Data:
···
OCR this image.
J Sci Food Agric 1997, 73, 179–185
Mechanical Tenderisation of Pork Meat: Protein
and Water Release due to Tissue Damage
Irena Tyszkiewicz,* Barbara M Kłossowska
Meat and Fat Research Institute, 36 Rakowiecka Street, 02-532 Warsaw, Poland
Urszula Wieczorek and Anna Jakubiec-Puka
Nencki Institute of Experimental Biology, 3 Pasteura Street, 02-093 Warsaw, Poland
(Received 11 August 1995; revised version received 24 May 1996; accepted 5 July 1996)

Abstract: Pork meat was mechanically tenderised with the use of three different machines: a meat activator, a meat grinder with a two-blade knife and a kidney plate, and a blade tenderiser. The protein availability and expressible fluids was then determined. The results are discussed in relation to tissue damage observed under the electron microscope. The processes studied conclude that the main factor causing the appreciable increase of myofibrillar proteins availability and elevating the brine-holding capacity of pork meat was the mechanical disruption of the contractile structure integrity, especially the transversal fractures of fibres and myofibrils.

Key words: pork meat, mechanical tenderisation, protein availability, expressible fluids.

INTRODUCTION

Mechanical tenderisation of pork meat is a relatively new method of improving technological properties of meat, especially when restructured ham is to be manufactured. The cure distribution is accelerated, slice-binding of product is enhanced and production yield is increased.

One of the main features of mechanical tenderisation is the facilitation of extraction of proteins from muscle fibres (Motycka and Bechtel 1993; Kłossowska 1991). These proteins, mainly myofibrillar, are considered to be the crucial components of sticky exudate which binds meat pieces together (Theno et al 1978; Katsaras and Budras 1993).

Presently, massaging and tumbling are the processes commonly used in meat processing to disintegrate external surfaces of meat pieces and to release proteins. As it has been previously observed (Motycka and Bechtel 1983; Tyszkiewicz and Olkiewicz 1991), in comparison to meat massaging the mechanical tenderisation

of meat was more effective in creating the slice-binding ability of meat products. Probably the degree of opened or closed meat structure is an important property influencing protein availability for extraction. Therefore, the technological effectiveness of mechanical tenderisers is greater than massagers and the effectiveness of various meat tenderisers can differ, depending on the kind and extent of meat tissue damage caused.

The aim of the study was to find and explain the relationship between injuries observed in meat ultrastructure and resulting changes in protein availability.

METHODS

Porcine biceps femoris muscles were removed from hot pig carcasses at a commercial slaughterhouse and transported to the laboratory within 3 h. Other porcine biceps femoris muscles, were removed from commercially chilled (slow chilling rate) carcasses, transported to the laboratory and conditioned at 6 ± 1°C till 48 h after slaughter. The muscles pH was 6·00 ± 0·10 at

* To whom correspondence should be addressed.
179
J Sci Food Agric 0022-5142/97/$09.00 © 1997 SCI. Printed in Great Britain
···
Task to carry out:
Pull every line containing the word "Poland" out of the listing.

Result of this task:
Meat and Fat Research Institute, 36 Rakowiecka Street, 02-532 Warsaw, Poland
Nencki Institute of Experimental Biology, 3 Pasteura Street, 02-093 Warsaw, Poland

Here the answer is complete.